## [WRITTEN PROBLEM]
Scan the entries below and count the lines holding the string "amount". Supply only the number.

Dataset excerpts
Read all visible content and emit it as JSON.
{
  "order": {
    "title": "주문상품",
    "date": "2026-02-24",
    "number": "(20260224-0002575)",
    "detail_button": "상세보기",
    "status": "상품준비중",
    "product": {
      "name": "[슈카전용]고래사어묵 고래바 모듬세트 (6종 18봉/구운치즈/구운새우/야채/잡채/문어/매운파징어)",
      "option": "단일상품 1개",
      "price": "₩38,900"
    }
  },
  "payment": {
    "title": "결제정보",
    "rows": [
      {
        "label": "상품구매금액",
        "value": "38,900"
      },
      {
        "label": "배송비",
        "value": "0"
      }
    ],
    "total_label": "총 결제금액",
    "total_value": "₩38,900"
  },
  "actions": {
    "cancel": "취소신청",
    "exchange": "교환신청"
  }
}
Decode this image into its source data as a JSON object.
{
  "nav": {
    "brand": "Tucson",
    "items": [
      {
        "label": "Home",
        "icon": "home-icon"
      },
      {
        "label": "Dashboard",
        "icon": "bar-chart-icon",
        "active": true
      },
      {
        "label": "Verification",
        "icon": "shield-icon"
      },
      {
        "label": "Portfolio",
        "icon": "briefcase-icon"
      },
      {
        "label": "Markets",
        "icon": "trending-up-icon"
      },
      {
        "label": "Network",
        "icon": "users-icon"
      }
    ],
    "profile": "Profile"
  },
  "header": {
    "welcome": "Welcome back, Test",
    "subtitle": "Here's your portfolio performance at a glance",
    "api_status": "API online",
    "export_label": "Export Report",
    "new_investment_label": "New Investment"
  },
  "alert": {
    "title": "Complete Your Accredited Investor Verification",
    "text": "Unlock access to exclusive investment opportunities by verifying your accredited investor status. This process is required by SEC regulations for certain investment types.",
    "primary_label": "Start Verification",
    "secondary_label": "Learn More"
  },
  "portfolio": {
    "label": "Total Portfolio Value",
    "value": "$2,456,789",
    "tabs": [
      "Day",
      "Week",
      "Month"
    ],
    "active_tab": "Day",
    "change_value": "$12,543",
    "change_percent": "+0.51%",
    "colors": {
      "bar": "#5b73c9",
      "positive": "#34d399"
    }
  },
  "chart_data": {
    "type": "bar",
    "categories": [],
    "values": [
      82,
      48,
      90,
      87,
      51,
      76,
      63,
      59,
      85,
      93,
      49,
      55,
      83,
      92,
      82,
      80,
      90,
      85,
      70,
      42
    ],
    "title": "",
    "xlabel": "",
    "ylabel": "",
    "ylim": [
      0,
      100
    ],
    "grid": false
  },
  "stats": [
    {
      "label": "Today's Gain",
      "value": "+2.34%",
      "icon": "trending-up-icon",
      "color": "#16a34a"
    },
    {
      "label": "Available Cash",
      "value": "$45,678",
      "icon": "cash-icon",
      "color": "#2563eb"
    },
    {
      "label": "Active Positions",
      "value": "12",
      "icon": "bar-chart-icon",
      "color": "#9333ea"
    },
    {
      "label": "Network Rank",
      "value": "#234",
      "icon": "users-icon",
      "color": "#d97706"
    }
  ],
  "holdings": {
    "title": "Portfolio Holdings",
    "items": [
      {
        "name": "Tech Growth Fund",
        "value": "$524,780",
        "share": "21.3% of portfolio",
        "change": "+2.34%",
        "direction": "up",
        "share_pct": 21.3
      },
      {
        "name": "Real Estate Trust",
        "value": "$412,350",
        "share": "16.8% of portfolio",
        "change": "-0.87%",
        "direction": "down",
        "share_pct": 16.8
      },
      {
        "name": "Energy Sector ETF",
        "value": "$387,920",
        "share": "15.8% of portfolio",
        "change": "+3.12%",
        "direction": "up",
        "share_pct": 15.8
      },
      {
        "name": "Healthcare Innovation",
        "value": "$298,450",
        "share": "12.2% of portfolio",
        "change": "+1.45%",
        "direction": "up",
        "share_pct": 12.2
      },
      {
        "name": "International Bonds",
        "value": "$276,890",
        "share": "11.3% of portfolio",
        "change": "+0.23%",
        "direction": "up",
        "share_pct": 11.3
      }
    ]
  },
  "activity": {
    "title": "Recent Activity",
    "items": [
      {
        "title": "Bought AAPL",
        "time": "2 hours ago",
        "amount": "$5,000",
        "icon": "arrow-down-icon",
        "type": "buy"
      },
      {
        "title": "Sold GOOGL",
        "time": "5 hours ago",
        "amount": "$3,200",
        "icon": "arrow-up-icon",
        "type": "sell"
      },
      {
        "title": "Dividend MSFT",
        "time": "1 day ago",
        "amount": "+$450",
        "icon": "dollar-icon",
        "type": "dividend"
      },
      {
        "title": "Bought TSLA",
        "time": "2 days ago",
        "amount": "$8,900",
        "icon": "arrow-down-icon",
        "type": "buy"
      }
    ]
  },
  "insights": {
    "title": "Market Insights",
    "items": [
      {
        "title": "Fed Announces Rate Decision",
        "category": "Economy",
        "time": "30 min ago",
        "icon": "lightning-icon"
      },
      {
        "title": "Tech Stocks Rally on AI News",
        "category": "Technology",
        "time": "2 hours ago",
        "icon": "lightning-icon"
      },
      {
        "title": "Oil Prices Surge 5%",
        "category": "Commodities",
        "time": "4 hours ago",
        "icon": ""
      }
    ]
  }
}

## [COMPLETE ANSWER]
4